TASK DETAILS: Copy all lines holding the word "denouncing" from the entries.

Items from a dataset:
______________________________
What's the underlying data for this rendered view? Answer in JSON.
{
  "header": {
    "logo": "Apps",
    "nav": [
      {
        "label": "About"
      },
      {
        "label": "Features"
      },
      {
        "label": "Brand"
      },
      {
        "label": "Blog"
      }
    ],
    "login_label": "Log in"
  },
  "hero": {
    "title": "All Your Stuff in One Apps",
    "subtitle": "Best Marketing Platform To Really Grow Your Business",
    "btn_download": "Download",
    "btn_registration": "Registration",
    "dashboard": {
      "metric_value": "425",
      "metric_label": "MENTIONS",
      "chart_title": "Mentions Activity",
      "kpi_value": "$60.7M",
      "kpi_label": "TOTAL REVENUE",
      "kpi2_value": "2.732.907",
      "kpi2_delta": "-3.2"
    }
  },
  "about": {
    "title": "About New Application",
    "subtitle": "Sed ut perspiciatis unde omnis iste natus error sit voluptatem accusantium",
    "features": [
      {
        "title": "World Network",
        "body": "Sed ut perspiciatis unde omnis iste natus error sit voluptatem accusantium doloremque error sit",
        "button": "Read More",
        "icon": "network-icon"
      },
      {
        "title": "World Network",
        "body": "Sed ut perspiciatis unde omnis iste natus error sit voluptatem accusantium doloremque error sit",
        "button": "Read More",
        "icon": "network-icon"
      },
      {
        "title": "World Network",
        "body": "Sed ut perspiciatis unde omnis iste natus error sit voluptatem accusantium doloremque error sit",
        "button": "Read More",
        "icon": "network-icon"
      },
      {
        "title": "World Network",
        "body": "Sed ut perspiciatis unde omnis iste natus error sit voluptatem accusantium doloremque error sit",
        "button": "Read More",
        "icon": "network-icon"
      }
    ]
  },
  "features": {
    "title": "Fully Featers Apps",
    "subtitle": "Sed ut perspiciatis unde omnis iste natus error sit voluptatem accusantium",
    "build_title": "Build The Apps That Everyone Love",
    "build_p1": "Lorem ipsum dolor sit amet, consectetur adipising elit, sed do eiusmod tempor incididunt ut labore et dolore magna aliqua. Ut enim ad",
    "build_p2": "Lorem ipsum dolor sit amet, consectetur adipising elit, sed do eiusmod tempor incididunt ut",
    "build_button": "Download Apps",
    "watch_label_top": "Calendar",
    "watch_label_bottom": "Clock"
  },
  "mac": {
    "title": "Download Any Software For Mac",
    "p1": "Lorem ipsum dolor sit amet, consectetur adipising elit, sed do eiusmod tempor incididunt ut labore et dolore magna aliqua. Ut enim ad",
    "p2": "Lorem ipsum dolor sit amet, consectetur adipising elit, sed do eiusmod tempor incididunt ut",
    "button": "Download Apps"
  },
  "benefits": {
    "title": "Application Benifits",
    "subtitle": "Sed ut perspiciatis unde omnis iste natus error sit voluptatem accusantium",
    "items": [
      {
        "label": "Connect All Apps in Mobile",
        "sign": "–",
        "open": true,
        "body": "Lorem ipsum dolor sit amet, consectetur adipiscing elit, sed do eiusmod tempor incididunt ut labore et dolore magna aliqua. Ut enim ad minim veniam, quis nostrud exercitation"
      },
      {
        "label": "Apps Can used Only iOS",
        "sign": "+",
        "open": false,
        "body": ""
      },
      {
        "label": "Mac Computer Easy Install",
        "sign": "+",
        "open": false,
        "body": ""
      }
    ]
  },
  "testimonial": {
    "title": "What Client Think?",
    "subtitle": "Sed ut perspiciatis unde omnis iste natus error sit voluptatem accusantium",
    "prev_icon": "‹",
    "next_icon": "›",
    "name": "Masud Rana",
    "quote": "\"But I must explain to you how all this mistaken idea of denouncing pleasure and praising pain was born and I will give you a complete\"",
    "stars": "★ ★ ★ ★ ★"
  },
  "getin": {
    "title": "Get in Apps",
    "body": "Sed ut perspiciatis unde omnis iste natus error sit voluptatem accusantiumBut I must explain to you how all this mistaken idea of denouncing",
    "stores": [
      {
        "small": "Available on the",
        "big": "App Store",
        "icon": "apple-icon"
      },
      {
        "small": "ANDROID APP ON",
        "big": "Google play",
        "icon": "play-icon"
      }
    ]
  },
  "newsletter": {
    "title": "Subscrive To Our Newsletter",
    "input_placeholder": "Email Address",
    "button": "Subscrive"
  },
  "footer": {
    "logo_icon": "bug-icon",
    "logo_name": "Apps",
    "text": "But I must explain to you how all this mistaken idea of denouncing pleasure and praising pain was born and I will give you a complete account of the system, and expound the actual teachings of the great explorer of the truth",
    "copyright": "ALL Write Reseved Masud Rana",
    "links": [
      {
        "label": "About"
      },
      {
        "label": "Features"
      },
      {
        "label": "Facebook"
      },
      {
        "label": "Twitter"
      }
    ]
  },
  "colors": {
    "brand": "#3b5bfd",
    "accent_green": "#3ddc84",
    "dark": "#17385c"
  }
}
______________________________
SOLUTION TO THIS EXERCISE:
    "quote": "\"But I must explain to you how all this mistaken idea of denouncing pleasure and praising pain was born and I will give you a complete\"",
    "body": "Sed ut perspiciatis unde omnis iste natus error sit voluptatem accusantiumBut I must explain to you how all this mistaken idea of denouncing",
    "text": "But I must explain to you how all this mistaken idea of denouncing pleasure and praising pain was born and I will give you a complete account of the system, and expound the actual teachings of the great explorer of the truth",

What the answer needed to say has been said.